--- BEGIN SOURCE TEXT ---
ATRNF realizes the intelligent division of labor between Autoformer and Transformer by comparing the prediction errors on the validation set. It performs feature enhancement on the basis of the model with stronger generalization ability, ensuring that the lower limit of the fusion model is not lower than the basic prediction performance of a single model. The weight matrix, serving as a “neural synapse”, can adjust the contribution degrees of the two models in real-time according to the local feature characteristics of the input data, avoiding the blindness of fixed fusion weights.

The ELF process of ATRNF is illustrated in Figure 2.

Figure 2. Schematic diagram of the ATRFN for ELF.

(1)

The original electricity load data was partitioned into training, validation, and test sets, followed by normalization processing.

(2)

The Transformer and Autoformer were trained separately and saved independently.

(3)

ELF was conducted using Transformer and Autoformer, respectively.

(4)

The prediction results were fed into a residual fusion network for training.

(5)

The final trained ATRFN was employed as the ultimate ELF model.

3. Results and Discussion

The ELF experiment in this study was conducted on a computer operating Windows 11, with an i5-12600KF CPU and 32 GB of RAM, and an RTX 3080Ti GPU. The development environment was PyCharm 2021.3.1, with Python version 3.7, PyTorch 1.13, and CUDA 11.6.

3.1. Evaluation Metrics

To assess the robustness of the ATRNF model proposed in this study, MSE, MAE, and MAPE were employed as evaluation metrics. The calculations for these three metrics are presented in Equations (27), (28) and (29), respectively.

$${\mathrm{MSE}}_{\mathrm{ELF}}={\displaystyle \frac{{\displaystyle \sum _{i=1}^m{(Y_{\mathrm{t}}-Y_{\mathrm{pred}})}^2}}{m}}$$

(27)

$${\mathrm{MAE}}_{\mathrm{ELF}}={\displaystyle \frac{1}{m}}{\displaystyle \sum _{i=1}^m\left|Y_{\mathrm{t}}-Y_{\mathrm{pred}}\right|}$$

(28)

$${\mathrm{MAPE}}_{\mathrm{ELF}}={\displaystyle \frac{100\%}{m}}{\displaystyle \sum _{i=1}^m\left|\frac{Y_{\mathrm{pred}}-Y_{\mathrm{t}}}{Y_{\mathrm{t}}}\right|}$$

(29)

where m is the total sample size.
--- END SOURCE TEXT ---
--- BEGIN GIVEN MATERIAL ---
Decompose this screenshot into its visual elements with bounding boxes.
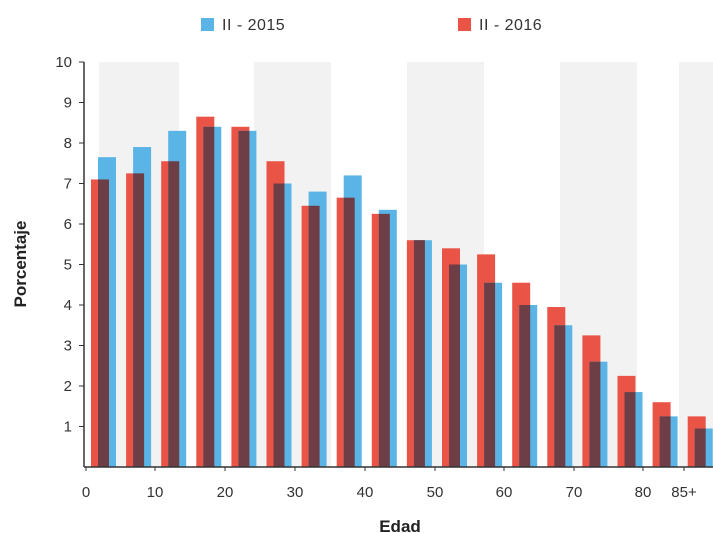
--- END GIVEN MATERIAL ---
* EXERCISE SET:
A. In the electricity load forecasting passage, rewrite the text starting with "The original electricity" and going on through "and Autoformer, respectively.", replacing "partitioned" with "split".
B. According to the electricity load forecasting passage, why does ATRNF perform feature enhancement on the basis of the model with stronger generalization ability? Answer in one to three sentences.
C. Continue the electricity load forecasting passage from where it stops.

* SOLVED TASKS:
A.
The original electricity load data was split into training, validation, and test sets, followed by normalization processing.

(2)

The Transformer and Autoformer were trained separately and saved independently.

(3)

ELF was conducted using Transformer and Autoformer, respectively.

B. Building on that model ensures that the lower limit of the fusion model is not lower than the basic prediction performance of a single model.

C.
3.2. Univariate Electricity Load Forecasting

In the univariate STELF experiment, the dataset is sourced from ref. [40], a publicly available benchmark provided by the Electrician Mathematical Contest in Modeling sponsored by the Chinese Society for Electrical Engineering, which has been extensively employed in previous studies on short-term load forecasting. The data are recorded at a 15 min sampling frequency over a multi-year horizon, providing a representative basis for evaluating forecasting accuracy. Prior to the experiment, the data were divided into training, validation, and test sets at a ratio of 7:1:2. Specifically, historical 7-day electricity load data were used as input to predict the electricity load on the 8th day.

The feasibility and advantages of the ATRNF for STELF were investigated through a comparative analysis with Autoformer [28], Informer [25], Transformer [24], Reformer [27], LSTM [19], and BiLSTM [41]. MSE, MAE, and MAPE are employed to comprehensively assess the robustness of these predictive models. The selection of parameters for all the models are presented in Table 1. It is worth noting that the input dimensions were set according to the specific problem addressed in this study, ensuring that all algorithms use the same input size. Moreover, the parameters of the compared algorithms are set as consistently as possible to ensure a fair comparison. For example, the batch size and learning rate are set to the same values. Some parameters differ among models to maintain fairness; for instance, models with fewer parameters require a longer number of training epochs, whereas more complex models need fewer training epochs. In this study, the number of training epochs is set to three times the iterations required for the loss function to essentially converge. The results are presented in Table 1.

Table 1. Parameters selection for all comparison STELF models.

Parameters	ATRFN	LSTM	BiLSTM	Autoformer	Transformer	Informer	Reformer
Input size	672	672	672	672	672	672	672
Start token size	48	-	-	48	48	48	48
Forecasting size	96	96	96	96	96	96	96
Dimension of model	512	-	-	512	512	512	512
Dimension of FCN	2048	-	-	2048	2048	2048	2048
Hidden size	128	512	512	-	-	-	-
Num_layers	-	3	3	-	-	-	-
Encoder layers	2	-	-	2	2	2	2
Decoder layers	1	-	-	1	1	1	1
Attention heads	8	-	-	8	8	8	8
Batch size	32	32	32	32	32	32	32
Bucket size	-	-	-	-	-	-	4
N_hashes	-	-	-	-	-	-	4
Learning rate	0.0001	0.0001	0.0001	0.0001	0.0001	0.0001	0.0001
Train epochs	100	500	500	10	10	10	10

Figure 3 presents the prediction curves of seven different forecasting models for univariate STELF.

Figure 3. Forecast results of different forecasting models for 24 h.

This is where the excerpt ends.